### Dataset records

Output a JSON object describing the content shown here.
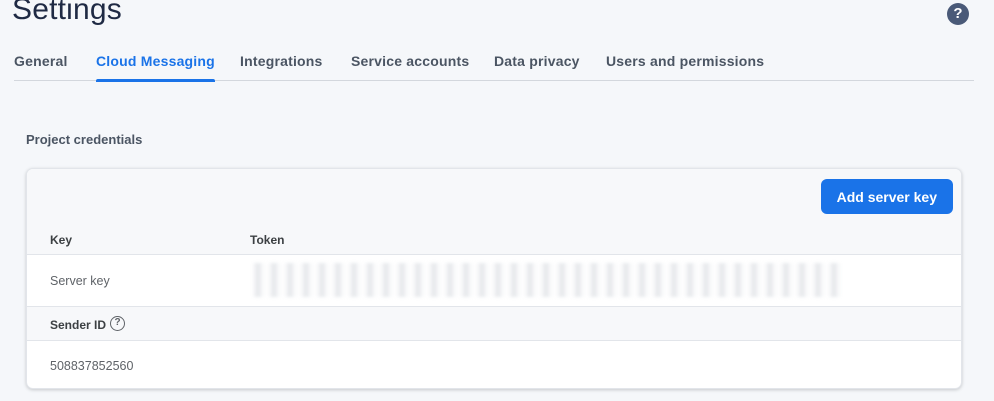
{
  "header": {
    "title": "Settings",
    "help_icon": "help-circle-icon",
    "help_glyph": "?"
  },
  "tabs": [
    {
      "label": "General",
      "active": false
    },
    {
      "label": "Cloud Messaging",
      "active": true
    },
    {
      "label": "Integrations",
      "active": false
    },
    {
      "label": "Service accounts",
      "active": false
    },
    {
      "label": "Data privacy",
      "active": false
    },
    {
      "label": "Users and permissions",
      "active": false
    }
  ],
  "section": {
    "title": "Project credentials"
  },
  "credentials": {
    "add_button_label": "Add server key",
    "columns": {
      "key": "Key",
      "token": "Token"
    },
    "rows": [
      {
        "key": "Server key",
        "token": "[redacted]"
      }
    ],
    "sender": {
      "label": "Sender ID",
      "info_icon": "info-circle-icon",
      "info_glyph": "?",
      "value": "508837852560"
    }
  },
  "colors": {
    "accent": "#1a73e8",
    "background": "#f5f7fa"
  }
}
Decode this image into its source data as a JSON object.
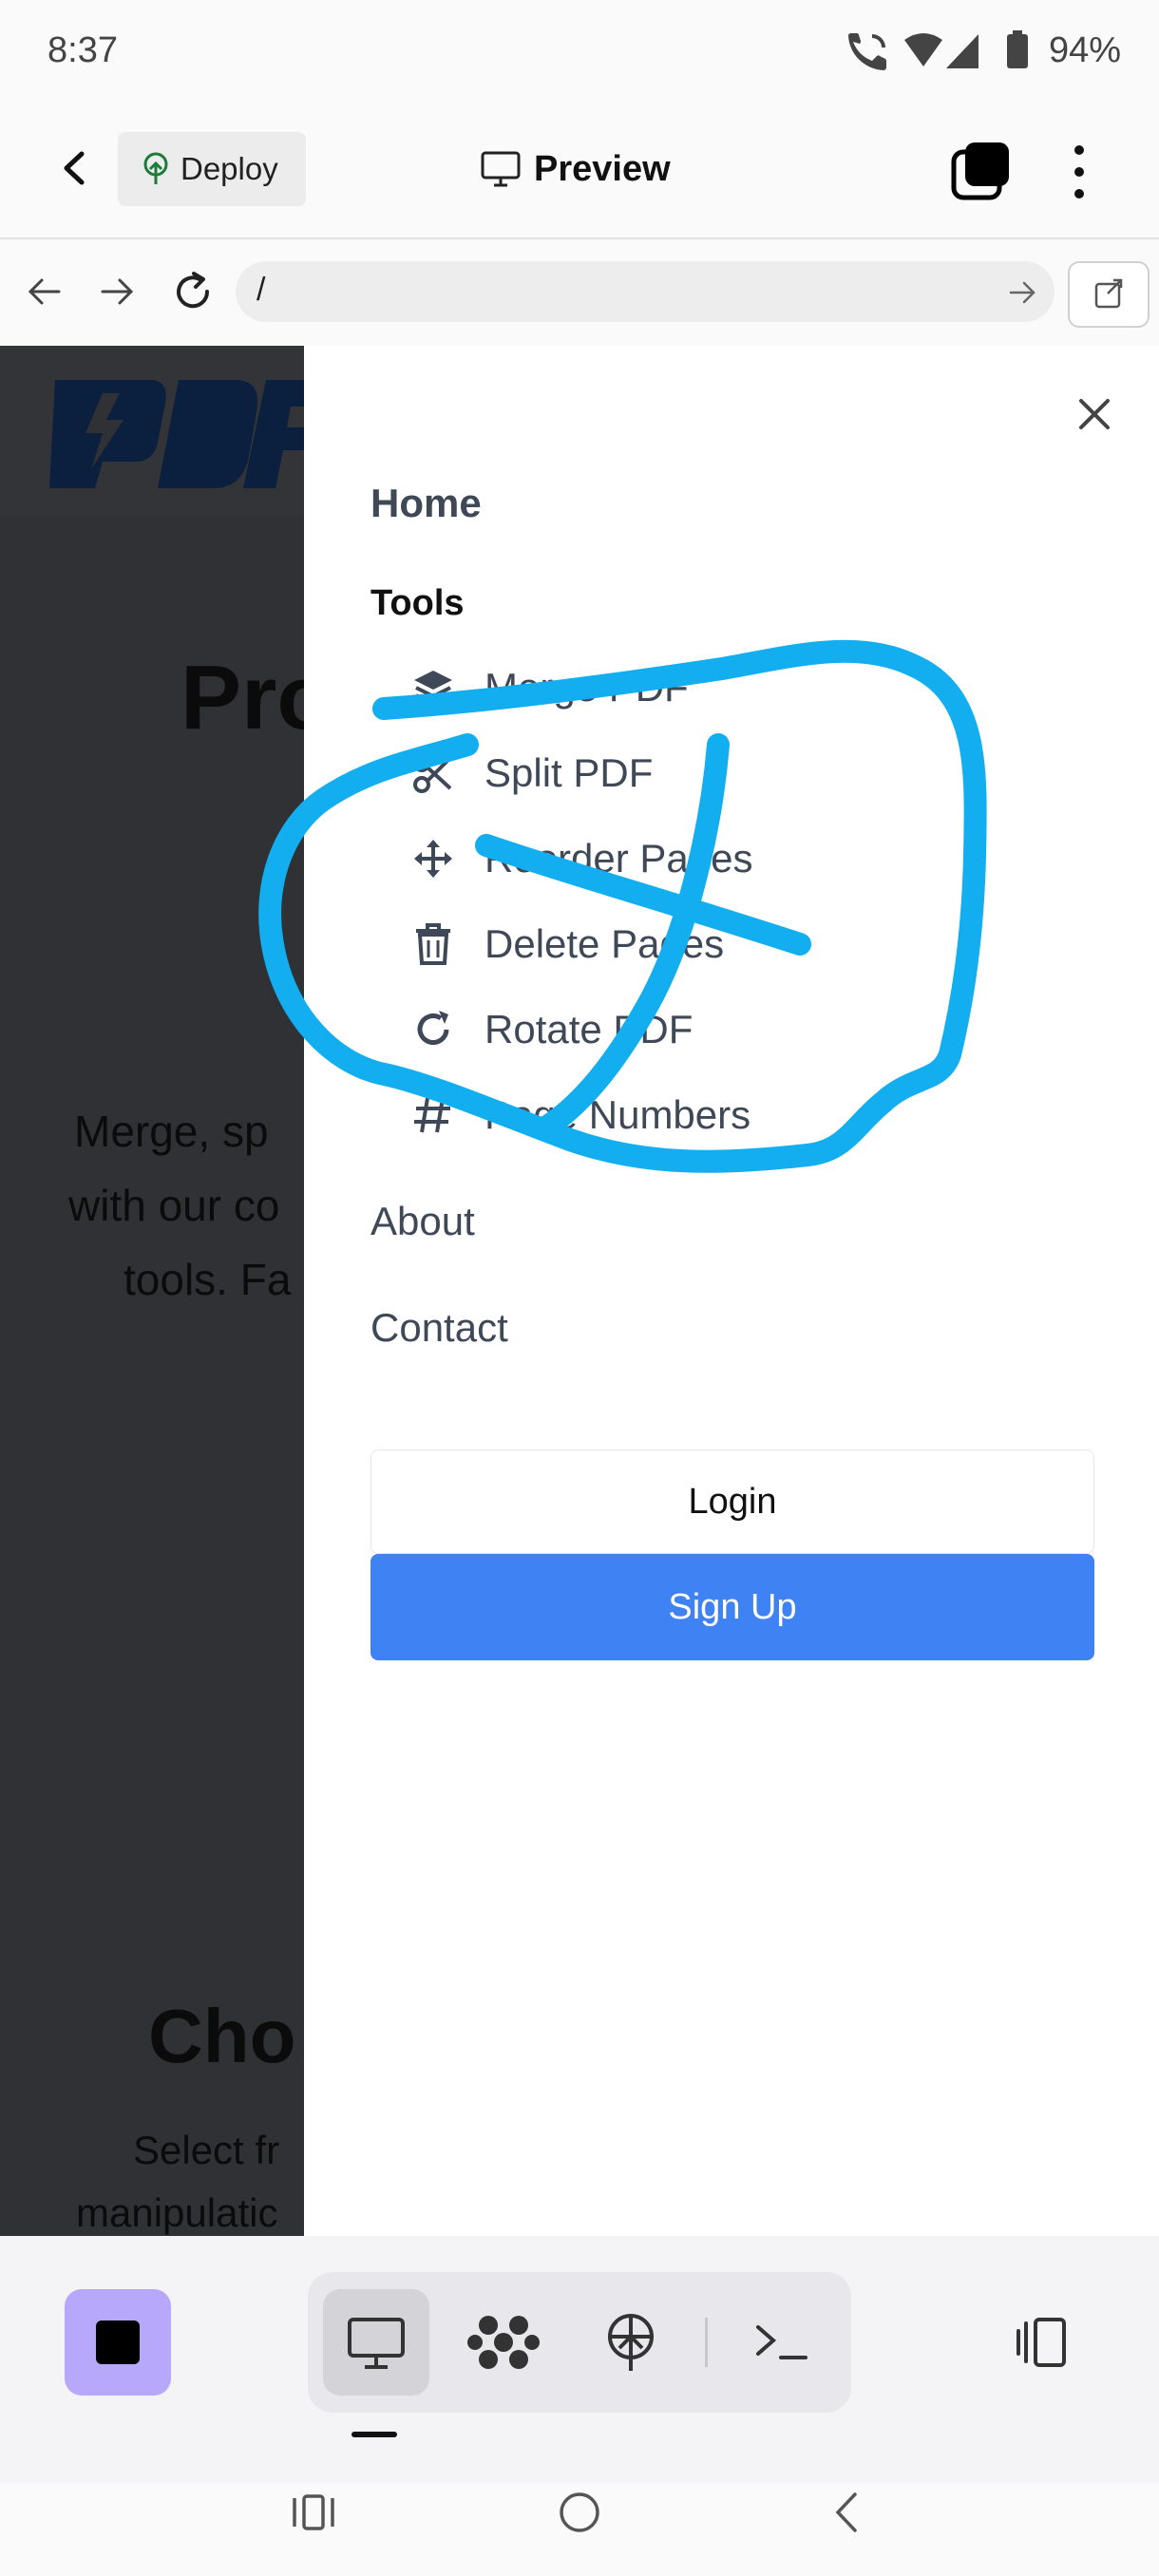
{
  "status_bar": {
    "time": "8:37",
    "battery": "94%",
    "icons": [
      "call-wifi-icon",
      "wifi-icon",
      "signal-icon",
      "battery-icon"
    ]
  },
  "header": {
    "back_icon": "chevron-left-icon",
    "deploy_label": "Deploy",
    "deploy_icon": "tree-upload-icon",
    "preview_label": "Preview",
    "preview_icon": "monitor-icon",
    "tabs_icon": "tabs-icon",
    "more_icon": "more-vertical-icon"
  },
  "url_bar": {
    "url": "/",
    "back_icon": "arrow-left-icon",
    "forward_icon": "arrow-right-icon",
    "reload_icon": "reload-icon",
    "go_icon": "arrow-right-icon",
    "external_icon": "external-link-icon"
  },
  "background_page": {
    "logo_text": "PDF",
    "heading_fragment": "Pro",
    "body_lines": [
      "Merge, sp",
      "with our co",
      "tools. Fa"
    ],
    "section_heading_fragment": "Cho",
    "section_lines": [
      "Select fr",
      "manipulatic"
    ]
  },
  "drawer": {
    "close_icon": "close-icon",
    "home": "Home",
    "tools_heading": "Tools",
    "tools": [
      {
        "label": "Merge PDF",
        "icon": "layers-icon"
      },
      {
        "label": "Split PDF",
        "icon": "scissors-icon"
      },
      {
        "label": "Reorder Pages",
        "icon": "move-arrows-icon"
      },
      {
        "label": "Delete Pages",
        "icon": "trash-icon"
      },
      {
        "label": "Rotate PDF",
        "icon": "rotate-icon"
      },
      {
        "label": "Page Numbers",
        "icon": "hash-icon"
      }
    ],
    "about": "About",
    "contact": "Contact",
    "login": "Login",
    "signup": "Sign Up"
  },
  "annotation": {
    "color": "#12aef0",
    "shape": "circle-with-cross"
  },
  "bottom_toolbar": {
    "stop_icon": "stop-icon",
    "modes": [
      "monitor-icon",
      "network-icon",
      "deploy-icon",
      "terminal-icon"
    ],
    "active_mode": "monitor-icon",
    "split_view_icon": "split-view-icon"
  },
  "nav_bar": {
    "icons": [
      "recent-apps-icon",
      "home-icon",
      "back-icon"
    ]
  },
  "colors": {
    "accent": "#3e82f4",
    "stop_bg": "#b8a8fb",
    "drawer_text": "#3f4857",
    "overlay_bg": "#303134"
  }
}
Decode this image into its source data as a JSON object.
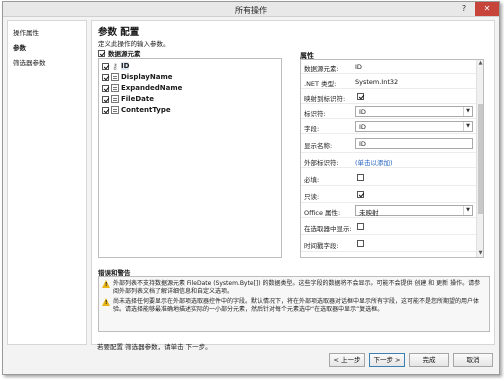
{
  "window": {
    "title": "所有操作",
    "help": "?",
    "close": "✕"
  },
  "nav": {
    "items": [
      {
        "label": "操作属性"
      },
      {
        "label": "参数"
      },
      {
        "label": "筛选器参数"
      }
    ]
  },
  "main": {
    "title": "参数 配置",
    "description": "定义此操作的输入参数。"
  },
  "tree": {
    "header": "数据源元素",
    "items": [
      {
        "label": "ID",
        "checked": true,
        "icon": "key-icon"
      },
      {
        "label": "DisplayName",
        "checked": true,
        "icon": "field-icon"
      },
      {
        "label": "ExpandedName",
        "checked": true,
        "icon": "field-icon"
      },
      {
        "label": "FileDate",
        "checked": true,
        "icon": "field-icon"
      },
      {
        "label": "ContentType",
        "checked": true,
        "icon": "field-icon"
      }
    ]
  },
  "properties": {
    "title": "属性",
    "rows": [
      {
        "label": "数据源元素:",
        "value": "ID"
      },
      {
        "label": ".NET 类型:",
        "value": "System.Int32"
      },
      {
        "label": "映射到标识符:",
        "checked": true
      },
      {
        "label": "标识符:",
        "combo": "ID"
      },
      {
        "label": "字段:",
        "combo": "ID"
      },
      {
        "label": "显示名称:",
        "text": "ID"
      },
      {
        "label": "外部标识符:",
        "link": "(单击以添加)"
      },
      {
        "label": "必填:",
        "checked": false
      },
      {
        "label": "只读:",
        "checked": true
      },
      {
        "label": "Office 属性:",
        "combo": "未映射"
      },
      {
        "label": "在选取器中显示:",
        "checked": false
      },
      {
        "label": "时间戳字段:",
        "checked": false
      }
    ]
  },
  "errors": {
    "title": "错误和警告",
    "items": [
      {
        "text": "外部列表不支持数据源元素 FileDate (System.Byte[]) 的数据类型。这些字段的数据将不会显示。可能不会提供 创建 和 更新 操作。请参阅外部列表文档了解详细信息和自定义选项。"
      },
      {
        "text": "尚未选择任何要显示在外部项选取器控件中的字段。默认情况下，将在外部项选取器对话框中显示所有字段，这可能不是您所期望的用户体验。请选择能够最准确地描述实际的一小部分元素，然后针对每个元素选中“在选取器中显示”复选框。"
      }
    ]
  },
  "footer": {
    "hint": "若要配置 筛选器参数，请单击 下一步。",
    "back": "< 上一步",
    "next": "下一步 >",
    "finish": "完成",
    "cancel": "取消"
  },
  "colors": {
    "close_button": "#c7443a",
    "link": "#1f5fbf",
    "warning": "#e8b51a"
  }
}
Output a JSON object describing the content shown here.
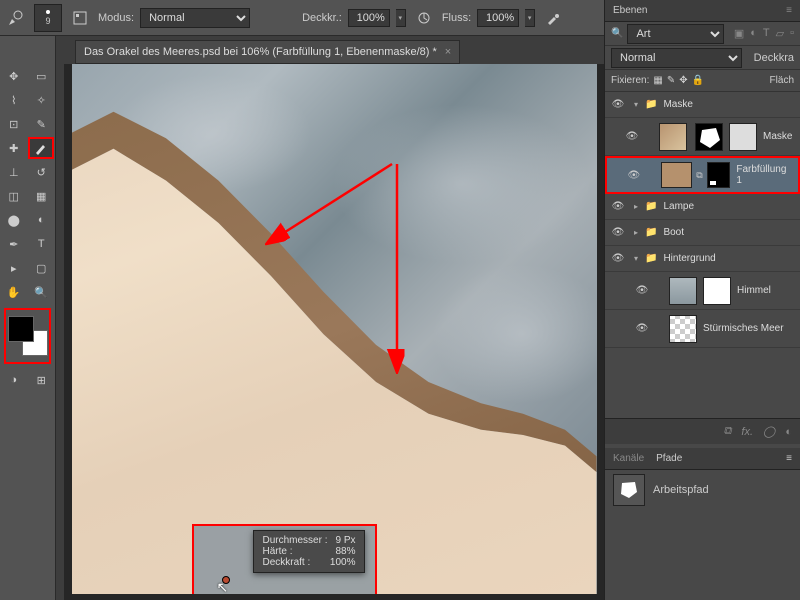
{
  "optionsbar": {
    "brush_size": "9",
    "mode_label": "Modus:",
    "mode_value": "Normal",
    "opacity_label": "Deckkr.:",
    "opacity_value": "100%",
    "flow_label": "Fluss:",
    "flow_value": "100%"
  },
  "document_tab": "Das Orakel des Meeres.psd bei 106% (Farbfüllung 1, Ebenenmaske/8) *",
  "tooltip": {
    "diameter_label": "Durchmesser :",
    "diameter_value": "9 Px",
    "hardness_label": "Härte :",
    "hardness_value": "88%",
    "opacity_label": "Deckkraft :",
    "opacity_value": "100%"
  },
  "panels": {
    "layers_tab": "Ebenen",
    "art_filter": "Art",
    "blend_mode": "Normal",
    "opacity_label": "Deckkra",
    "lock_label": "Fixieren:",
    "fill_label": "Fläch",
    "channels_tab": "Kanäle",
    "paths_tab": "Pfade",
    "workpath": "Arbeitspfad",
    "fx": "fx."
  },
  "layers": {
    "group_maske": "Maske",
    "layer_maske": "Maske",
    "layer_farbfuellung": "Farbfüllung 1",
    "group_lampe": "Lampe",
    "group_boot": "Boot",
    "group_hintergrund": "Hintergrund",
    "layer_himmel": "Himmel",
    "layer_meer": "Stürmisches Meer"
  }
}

######

Instruction:
The records above need to be given again exactly. Omit the pictures.

Answer for this exercise:
Output a JSON object describing the content shown here.
{
  "header": {
    "title": "Settings",
    "help_icon": "help-circle-icon",
    "help_glyph": "?"
  },
  "tabs": [
    {
      "label": "General",
      "active": false
    },
    {
      "label": "Cloud Messaging",
      "active": true
    },
    {
      "label": "Integrations",
      "active": false
    },
    {
      "label": "Service accounts",
      "active": false
    },
    {
      "label": "Data privacy",
      "active": false
    },
    {
      "label": "Users and permissions",
      "active": false
    }
  ],
  "section": {
    "title": "Project credentials"
  },
  "credentials": {
    "add_button_label": "Add server key",
    "columns": {
      "key": "Key",
      "token": "Token"
    },
    "rows": [
      {
        "key": "Server key",
        "token": "[redacted]"
      }
    ],
    "sender": {
      "label": "Sender ID",
      "info_icon": "info-circle-icon",
      "info_glyph": "?",
      "value": "508837852560"
    }
  },
  "colors": {
    "accent": "#1a73e8",
    "background": "#f5f7fa"
  }
}
Decode this image into its source data as a JSON object.
{
  "status_bar": {
    "time": "8:37",
    "battery": "94%",
    "icons": [
      "call-wifi-icon",
      "wifi-icon",
      "signal-icon",
      "battery-icon"
    ]
  },
  "header": {
    "back_icon": "chevron-left-icon",
    "deploy_label": "Deploy",
    "deploy_icon": "tree-upload-icon",
    "preview_label": "Preview",
    "preview_icon": "monitor-icon",
    "tabs_icon": "tabs-icon",
    "more_icon": "more-vertical-icon"
  },
  "url_bar": {
    "url": "/",
    "back_icon": "arrow-left-icon",
    "forward_icon": "arrow-right-icon",
    "reload_icon": "reload-icon",
    "go_icon": "arrow-right-icon",
    "external_icon": "external-link-icon"
  },
  "background_page": {
    "logo_text": "PDF",
    "heading_fragment": "Pro",
    "body_lines": [
      "Merge, sp",
      "with our co",
      "tools. Fa"
    ],
    "section_heading_fragment": "Cho",
    "section_lines": [
      "Select fr",
      "manipulatic"
    ]
  },
  "drawer": {
    "close_icon": "close-icon",
    "home": "Home",
    "tools_heading": "Tools",
    "tools": [
      {
        "label": "Merge PDF",
        "icon": "layers-icon"
      },
      {
        "label": "Split PDF",
        "icon": "scissors-icon"
      },
      {
        "label": "Reorder Pages",
        "icon": "move-arrows-icon"
      },
      {
        "label": "Delete Pages",
        "icon": "trash-icon"
      },
      {
        "label": "Rotate PDF",
        "icon": "rotate-icon"
      },
      {
        "label": "Page Numbers",
        "icon": "hash-icon"
      }
    ],
    "about": "About",
    "contact": "Contact",
    "login": "Login",
    "signup": "Sign Up"
  },
  "annotation": {
    "color": "#12aef0",
    "shape": "circle-with-cross"
  },
  "bottom_toolbar": {
    "stop_icon": "stop-icon",
    "modes": [
      "monitor-icon",
      "network-icon",
      "deploy-icon",
      "terminal-icon"
    ],
    "active_mode": "monitor-icon",
    "split_view_icon": "split-view-icon"
  },
  "nav_bar": {
    "icons": [
      "recent-apps-icon",
      "home-icon",
      "back-icon"
    ]
  },
  "colors": {
    "accent": "#3e82f4",
    "stop_bg": "#b8a8fb",
    "drawer_text": "#3f4857",
    "overlay_bg": "#303134"
  }
}
Decode this image into its source data as a JSON object.
{
  "window": {
    "title": "所有操作",
    "help": "?",
    "close": "✕"
  },
  "nav": {
    "items": [
      {
        "label": "操作属性"
      },
      {
        "label": "参数"
      },
      {
        "label": "筛选器参数"
      }
    ]
  },
  "main": {
    "title": "参数 配置",
    "description": "定义此操作的输入参数。"
  },
  "tree": {
    "header": "数据源元素",
    "items": [
      {
        "label": "ID",
        "checked": true,
        "icon": "key-icon"
      },
      {
        "label": "DisplayName",
        "checked": true,
        "icon": "field-icon"
      },
      {
        "label": "ExpandedName",
        "checked": true,
        "icon": "field-icon"
      },
      {
        "label": "FileDate",
        "checked": true,
        "icon": "field-icon"
      },
      {
        "label": "ContentType",
        "checked": true,
        "icon": "field-icon"
      }
    ]
  },
  "properties": {
    "title": "属性",
    "rows": [
      {
        "label": "数据源元素:",
        "value": "ID"
      },
      {
        "label": ".NET 类型:",
        "value": "System.Int32"
      },
      {
        "label": "映射到标识符:",
        "checked": true
      },
      {
        "label": "标识符:",
        "combo": "ID"
      },
      {
        "label": "字段:",
        "combo": "ID"
      },
      {
        "label": "显示名称:",
        "text": "ID"
      },
      {
        "label": "外部标识符:",
        "link": "(单击以添加)"
      },
      {
        "label": "必填:",
        "checked": false
      },
      {
        "label": "只读:",
        "checked": true
      },
      {
        "label": "Office 属性:",
        "combo": "未映射"
      },
      {
        "label": "在选取器中显示:",
        "checked": false
      },
      {
        "label": "时间戳字段:",
        "checked": false
      }
    ]
  },
  "errors": {
    "title": "错误和警告",
    "items": [
      {
        "text": "外部列表不支持数据源元素 FileDate (System.Byte[]) 的数据类型。这些字段的数据将不会显示。可能不会提供 创建 和 更新 操作。请参阅外部列表文档了解详细信息和自定义选项。"
      },
      {
        "text": "尚未选择任何要显示在外部项选取器控件中的字段。默认情况下，将在外部项选取器对话框中显示所有字段，这可能不是您所期望的用户体验。请选择能够最准确地描述实际的一小部分元素，然后针对每个元素选中“在选取器中显示”复选框。"
      }
    ]
  },
  "footer": {
    "hint": "若要配置 筛选器参数，请单击 下一步。",
    "back": "< 上一步",
    "next": "下一步 >",
    "finish": "完成",
    "cancel": "取消"
  },
  "colors": {
    "close_button": "#c7443a",
    "link": "#1f5fbf",
    "warning": "#e8b51a"
  }
}
Output a JSON object describing the content shown here.
{
  "optionsbar": {
    "brush_size": "9",
    "mode_label": "Modus:",
    "mode_value": "Normal",
    "opacity_label": "Deckkr.:",
    "opacity_value": "100%",
    "flow_label": "Fluss:",
    "flow_value": "100%"
  },
  "document_tab": "Das Orakel des Meeres.psd bei 106% (Farbfüllung 1, Ebenenmaske/8) *",
  "tooltip": {
    "diameter_label": "Durchmesser :",
    "diameter_value": "9 Px",
    "hardness_label": "Härte :",
    "hardness_value": "88%",
    "opacity_label": "Deckkraft :",
    "opacity_value": "100%"
  },
  "panels": {
    "layers_tab": "Ebenen",
    "art_filter": "Art",
    "blend_mode": "Normal",
    "opacity_label": "Deckkra",
    "lock_label": "Fixieren:",
    "fill_label": "Fläch",
    "channels_tab": "Kanäle",
    "paths_tab": "Pfade",
    "workpath": "Arbeitspfad",
    "fx": "fx."
  },
  "layers": {
    "group_maske": "Maske",
    "layer_maske": "Maske",
    "layer_farbfuellung": "Farbfüllung 1",
    "group_lampe": "Lampe",
    "group_boot": "Boot",
    "group_hintergrund": "Hintergrund",
    "layer_himmel": "Himmel",
    "layer_meer": "Stürmisches Meer"
  }
}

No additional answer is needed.